* **WRITTEN INSTRUCTION**
What follows are records. Restate all of them word for word.

* **INPUT MATERIAL**
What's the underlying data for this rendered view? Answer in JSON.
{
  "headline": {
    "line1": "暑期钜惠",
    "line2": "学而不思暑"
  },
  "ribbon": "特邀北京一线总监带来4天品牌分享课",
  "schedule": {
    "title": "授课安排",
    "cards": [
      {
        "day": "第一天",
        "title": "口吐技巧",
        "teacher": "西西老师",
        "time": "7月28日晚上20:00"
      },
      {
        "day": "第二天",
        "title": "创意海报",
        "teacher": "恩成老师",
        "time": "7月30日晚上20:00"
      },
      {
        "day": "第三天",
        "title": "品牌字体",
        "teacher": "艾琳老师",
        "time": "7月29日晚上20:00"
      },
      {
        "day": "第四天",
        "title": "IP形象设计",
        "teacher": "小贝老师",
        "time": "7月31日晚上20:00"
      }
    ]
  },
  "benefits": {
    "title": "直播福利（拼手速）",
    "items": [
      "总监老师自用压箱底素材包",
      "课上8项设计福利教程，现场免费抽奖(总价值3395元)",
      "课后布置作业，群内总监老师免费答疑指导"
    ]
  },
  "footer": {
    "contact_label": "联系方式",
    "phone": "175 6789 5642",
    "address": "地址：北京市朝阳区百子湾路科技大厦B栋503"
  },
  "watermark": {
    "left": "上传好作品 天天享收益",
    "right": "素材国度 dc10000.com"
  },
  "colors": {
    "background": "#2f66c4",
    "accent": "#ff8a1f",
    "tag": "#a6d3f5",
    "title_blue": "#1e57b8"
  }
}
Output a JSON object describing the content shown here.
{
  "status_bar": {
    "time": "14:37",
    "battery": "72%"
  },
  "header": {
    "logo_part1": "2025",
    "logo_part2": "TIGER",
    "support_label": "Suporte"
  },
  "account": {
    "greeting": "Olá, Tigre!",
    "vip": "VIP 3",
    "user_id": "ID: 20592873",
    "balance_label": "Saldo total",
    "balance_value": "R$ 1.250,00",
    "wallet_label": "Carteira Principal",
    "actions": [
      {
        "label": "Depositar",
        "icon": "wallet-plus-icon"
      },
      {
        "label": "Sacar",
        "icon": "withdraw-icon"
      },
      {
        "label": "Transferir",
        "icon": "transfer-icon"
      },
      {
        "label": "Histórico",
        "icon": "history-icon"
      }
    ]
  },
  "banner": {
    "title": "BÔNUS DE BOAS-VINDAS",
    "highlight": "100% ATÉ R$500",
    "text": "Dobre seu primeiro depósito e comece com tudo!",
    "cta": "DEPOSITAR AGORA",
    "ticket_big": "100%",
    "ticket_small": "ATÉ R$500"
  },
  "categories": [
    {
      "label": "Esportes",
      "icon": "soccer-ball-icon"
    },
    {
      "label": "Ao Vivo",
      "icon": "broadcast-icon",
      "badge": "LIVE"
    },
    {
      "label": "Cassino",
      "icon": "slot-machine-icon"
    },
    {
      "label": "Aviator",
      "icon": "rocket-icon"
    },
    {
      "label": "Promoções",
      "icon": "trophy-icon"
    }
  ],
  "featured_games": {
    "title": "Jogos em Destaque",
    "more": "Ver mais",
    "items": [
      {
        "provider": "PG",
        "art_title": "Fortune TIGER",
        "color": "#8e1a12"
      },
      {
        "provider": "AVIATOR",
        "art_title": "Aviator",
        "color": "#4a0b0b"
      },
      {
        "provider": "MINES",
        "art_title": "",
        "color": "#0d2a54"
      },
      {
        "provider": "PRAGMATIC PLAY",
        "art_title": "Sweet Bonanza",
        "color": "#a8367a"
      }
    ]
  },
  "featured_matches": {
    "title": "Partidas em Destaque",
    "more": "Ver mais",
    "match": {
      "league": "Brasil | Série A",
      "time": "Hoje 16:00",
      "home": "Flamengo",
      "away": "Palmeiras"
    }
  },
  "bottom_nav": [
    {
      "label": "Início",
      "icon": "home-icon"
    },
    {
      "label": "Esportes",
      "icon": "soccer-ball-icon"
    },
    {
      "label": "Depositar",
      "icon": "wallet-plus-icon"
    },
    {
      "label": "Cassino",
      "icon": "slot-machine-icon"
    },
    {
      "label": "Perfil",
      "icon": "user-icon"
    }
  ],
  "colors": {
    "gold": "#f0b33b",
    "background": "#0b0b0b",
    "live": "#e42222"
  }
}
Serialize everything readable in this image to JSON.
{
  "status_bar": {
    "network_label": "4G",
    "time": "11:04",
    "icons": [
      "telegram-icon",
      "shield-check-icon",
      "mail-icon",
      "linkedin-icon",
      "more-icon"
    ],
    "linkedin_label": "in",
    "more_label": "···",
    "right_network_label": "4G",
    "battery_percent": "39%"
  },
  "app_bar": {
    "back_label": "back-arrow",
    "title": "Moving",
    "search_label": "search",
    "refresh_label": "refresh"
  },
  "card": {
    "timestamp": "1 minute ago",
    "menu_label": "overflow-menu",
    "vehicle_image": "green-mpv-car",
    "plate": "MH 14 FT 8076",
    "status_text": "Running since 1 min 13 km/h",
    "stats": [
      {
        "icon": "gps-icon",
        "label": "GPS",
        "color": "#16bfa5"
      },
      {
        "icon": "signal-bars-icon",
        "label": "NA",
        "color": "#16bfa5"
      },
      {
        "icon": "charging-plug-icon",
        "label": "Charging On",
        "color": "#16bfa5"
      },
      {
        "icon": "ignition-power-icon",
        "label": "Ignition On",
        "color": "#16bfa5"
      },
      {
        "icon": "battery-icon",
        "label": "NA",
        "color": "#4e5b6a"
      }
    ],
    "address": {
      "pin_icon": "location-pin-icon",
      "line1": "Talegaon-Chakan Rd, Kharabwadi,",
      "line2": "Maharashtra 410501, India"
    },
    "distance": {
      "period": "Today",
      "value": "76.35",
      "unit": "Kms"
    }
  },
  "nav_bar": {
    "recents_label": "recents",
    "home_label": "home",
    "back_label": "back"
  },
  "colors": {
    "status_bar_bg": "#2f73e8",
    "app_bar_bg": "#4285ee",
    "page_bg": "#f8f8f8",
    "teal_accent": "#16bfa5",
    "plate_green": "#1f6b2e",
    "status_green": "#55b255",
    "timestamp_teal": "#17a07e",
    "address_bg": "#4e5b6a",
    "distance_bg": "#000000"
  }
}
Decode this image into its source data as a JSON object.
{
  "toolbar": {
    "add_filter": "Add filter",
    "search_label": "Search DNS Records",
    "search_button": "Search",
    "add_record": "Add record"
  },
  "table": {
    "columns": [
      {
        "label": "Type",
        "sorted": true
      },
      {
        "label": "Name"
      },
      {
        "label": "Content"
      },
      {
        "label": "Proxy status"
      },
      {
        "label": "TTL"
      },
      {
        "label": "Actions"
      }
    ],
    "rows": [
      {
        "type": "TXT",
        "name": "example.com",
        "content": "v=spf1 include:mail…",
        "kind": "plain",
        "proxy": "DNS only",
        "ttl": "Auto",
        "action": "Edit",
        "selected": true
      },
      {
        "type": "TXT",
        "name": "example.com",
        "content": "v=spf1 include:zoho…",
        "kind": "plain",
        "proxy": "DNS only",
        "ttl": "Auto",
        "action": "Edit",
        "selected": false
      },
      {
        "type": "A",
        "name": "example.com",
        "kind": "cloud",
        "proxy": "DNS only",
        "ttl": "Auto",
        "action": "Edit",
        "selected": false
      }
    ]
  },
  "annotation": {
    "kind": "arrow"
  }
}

* **TASK RESULT**
What's the underlying data for this rendered view? Answer in JSON.
{
  "headline": {
    "line1": "暑期钜惠",
    "line2": "学而不思暑"
  },
  "ribbon": "特邀北京一线总监带来4天品牌分享课",
  "schedule": {
    "title": "授课安排",
    "cards": [
      {
        "day": "第一天",
        "title": "口吐技巧",
        "teacher": "西西老师",
        "time": "7月28日晚上20:00"
      },
      {
        "day": "第二天",
        "title": "创意海报",
        "teacher": "恩成老师",
        "time": "7月30日晚上20:00"
      },
      {
        "day": "第三天",
        "title": "品牌字体",
        "teacher": "艾琳老师",
        "time": "7月29日晚上20:00"
      },
      {
        "day": "第四天",
        "title": "IP形象设计",
        "teacher": "小贝老师",
        "time": "7月31日晚上20:00"
      }
    ]
  },
  "benefits": {
    "title": "直播福利（拼手速）",
    "items": [
      "总监老师自用压箱底素材包",
      "课上8项设计福利教程，现场免费抽奖(总价值3395元)",
      "课后布置作业，群内总监老师免费答疑指导"
    ]
  },
  "footer": {
    "contact_label": "联系方式",
    "phone": "175 6789 5642",
    "address": "地址：北京市朝阳区百子湾路科技大厦B栋503"
  },
  "watermark": {
    "left": "上传好作品 天天享收益",
    "right": "素材国度 dc10000.com"
  },
  "colors": {
    "background": "#2f66c4",
    "accent": "#ff8a1f",
    "tag": "#a6d3f5",
    "title_blue": "#1e57b8"
  }
}
Output a JSON object describing the content shown here.
{
  "status_bar": {
    "time": "14:37",
    "battery": "72%"
  },
  "header": {
    "logo_part1": "2025",
    "logo_part2": "TIGER",
    "support_label": "Suporte"
  },
  "account": {
    "greeting": "Olá, Tigre!",
    "vip": "VIP 3",
    "user_id": "ID: 20592873",
    "balance_label": "Saldo total",
    "balance_value": "R$ 1.250,00",
    "wallet_label": "Carteira Principal",
    "actions": [
      {
        "label": "Depositar",
        "icon": "wallet-plus-icon"
      },
      {
        "label": "Sacar",
        "icon": "withdraw-icon"
      },
      {
        "label": "Transferir",
        "icon": "transfer-icon"
      },
      {
        "label": "Histórico",
        "icon": "history-icon"
      }
    ]
  },
  "banner": {
    "title": "BÔNUS DE BOAS-VINDAS",
    "highlight": "100% ATÉ R$500",
    "text": "Dobre seu primeiro depósito e comece com tudo!",
    "cta": "DEPOSITAR AGORA",
    "ticket_big": "100%",
    "ticket_small": "ATÉ R$500"
  },
  "categories": [
    {
      "label": "Esportes",
      "icon": "soccer-ball-icon"
    },
    {
      "label": "Ao Vivo",
      "icon": "broadcast-icon",
      "badge": "LIVE"
    },
    {
      "label": "Cassino",
      "icon": "slot-machine-icon"
    },
    {
      "label": "Aviator",
      "icon": "rocket-icon"
    },
    {
      "label": "Promoções",
      "icon": "trophy-icon"
    }
  ],
  "featured_games": {
    "title": "Jogos em Destaque",
    "more": "Ver mais",
    "items": [
      {
        "provider": "PG",
        "art_title": "Fortune TIGER",
        "color": "#8e1a12"
      },
      {
        "provider": "AVIATOR",
        "art_title": "Aviator",
        "color": "#4a0b0b"
      },
      {
        "provider": "MINES",
        "art_title": "",
        "color": "#0d2a54"
      },
      {
        "provider": "PRAGMATIC PLAY",
        "art_title": "Sweet Bonanza",
        "color": "#a8367a"
      }
    ]
  },
  "featured_matches": {
    "title": "Partidas em Destaque",
    "more": "Ver mais",
    "match": {
      "league": "Brasil | Série A",
      "time": "Hoje 16:00",
      "home": "Flamengo",
      "away": "Palmeiras"
    }
  },
  "bottom_nav": [
    {
      "label": "Início",
      "icon": "home-icon"
    },
    {
      "label": "Esportes",
      "icon": "soccer-ball-icon"
    },
    {
      "label": "Depositar",
      "icon": "wallet-plus-icon"
    },
    {
      "label": "Cassino",
      "icon": "slot-machine-icon"
    },
    {
      "label": "Perfil",
      "icon": "user-icon"
    }
  ],
  "colors": {
    "gold": "#f0b33b",
    "background": "#0b0b0b",
    "live": "#e42222"
  }
}
Serialize everything readable in this image to JSON.
{
  "status_bar": {
    "network_label": "4G",
    "time": "11:04",
    "icons": [
      "telegram-icon",
      "shield-check-icon",
      "mail-icon",
      "linkedin-icon",
      "more-icon"
    ],
    "linkedin_label": "in",
    "more_label": "···",
    "right_network_label": "4G",
    "battery_percent": "39%"
  },
  "app_bar": {
    "back_label": "back-arrow",
    "title": "Moving",
    "search_label": "search",
    "refresh_label": "refresh"
  },
  "card": {
    "timestamp": "1 minute ago",
    "menu_label": "overflow-menu",
    "vehicle_image": "green-mpv-car",
    "plate": "MH 14 FT 8076",
    "status_text": "Running since 1 min 13 km/h",
    "stats": [
      {
        "icon": "gps-icon",
        "label": "GPS",
        "color": "#16bfa5"
      },
      {
        "icon": "signal-bars-icon",
        "label": "NA",
        "color": "#16bfa5"
      },
      {
        "icon": "charging-plug-icon",
        "label": "Charging On",
        "color": "#16bfa5"
      },
      {
        "icon": "ignition-power-icon",
        "label": "Ignition On",
        "color": "#16bfa5"
      },
      {
        "icon": "battery-icon",
        "label": "NA",
        "color": "#4e5b6a"
      }
    ],
    "address": {
      "pin_icon": "location-pin-icon",
      "line1": "Talegaon-Chakan Rd, Kharabwadi,",
      "line2": "Maharashtra 410501, India"
    },
    "distance": {
      "period": "Today",
      "value": "76.35",
      "unit": "Kms"
    }
  },
  "nav_bar": {
    "recents_label": "recents",
    "home_label": "home",
    "back_label": "back"
  },
  "colors": {
    "status_bar_bg": "#2f73e8",
    "app_bar_bg": "#4285ee",
    "page_bg": "#f8f8f8",
    "teal_accent": "#16bfa5",
    "plate_green": "#1f6b2e",
    "status_green": "#55b255",
    "timestamp_teal": "#17a07e",
    "address_bg": "#4e5b6a",
    "distance_bg": "#000000"
  }
}
Decode this image into its source data as a JSON object.
{
  "toolbar": {
    "add_filter": "Add filter",
    "search_label": "Search DNS Records",
    "search_button": "Search",
    "add_record": "Add record"
  },
  "table": {
    "columns": [
      {
        "label": "Type",
        "sorted": true
      },
      {
        "label": "Name"
      },
      {
        "label": "Content"
      },
      {
        "label": "Proxy status"
      },
      {
        "label": "TTL"
      },
      {
        "label": "Actions"
      }
    ],
    "rows": [
      {
        "type": "TXT",
        "name": "example.com",
        "content": "v=spf1 include:mail…",
        "kind": "plain",
        "proxy": "DNS only",
        "ttl": "Auto",
        "action": "Edit",
        "selected": true
      },
      {
        "type": "TXT",
        "name": "example.com",
        "content": "v=spf1 include:zoho…",
        "kind": "plain",
        "proxy": "DNS only",
        "ttl": "Auto",
        "action": "Edit",
        "selected": false
      },
      {
        "type": "A",
        "name": "example.com",
        "kind": "cloud",
        "proxy": "DNS only",
        "ttl": "Auto",
        "action": "Edit",
        "selected": false
      }
    ]
  },
  "annotation": {
    "kind": "arrow"
  }
}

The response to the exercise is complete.